- Work required: The response must contain every line from the records below that has "JSON".

Start of Block

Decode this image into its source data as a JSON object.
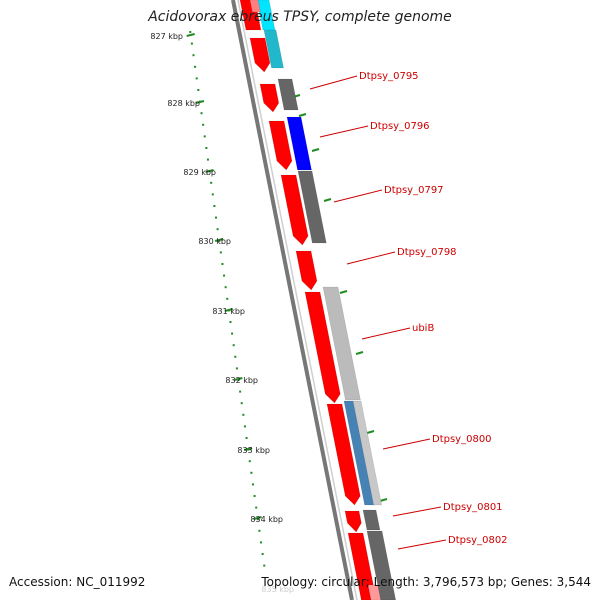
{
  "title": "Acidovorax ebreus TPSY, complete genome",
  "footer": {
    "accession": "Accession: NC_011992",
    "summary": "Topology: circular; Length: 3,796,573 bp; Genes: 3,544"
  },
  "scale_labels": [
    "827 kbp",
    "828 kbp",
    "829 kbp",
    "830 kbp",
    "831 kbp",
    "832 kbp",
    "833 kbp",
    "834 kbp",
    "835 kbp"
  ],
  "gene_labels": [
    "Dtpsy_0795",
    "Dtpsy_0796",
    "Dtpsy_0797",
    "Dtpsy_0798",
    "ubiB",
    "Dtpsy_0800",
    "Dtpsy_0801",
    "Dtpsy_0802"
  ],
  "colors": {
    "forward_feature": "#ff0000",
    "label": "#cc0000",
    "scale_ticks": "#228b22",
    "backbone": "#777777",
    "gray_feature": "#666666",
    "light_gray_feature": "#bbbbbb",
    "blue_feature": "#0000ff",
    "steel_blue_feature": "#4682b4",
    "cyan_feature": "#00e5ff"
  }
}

End of Block
Start of Block

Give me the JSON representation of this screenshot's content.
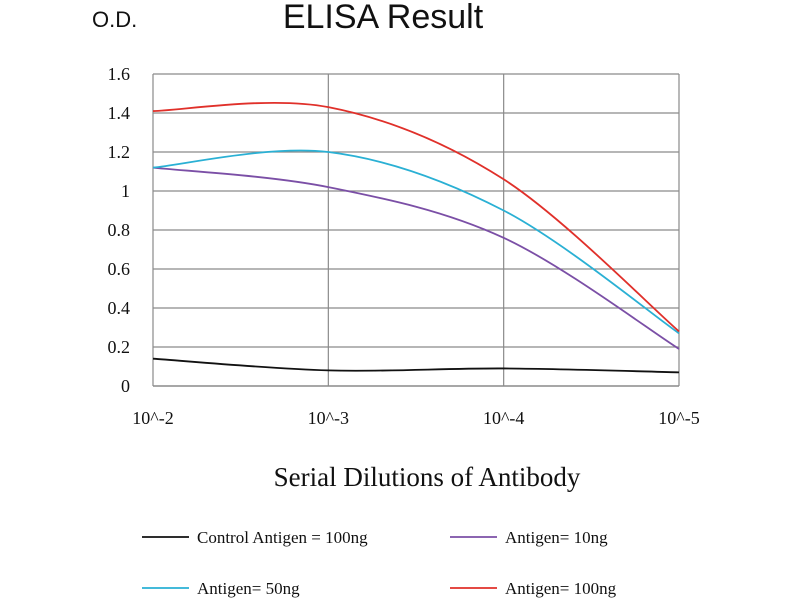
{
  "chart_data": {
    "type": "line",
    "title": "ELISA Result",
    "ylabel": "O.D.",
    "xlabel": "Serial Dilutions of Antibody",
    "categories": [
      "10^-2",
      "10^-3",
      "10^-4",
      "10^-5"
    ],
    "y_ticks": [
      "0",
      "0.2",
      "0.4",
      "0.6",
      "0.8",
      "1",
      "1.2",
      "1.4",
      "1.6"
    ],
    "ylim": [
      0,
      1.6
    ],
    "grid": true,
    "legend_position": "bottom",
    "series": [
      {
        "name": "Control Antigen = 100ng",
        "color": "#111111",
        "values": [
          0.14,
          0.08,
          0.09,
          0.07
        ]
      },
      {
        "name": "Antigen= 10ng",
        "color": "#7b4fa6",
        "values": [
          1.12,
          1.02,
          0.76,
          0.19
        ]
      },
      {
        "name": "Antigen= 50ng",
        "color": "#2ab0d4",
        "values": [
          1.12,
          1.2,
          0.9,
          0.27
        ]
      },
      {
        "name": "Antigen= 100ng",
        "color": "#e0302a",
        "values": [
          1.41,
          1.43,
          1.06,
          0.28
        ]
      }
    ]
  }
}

End of Block

- Solved problem:
Decode this image into its source data as a JSON object.
Give me the JSON representation of this screenshot's content.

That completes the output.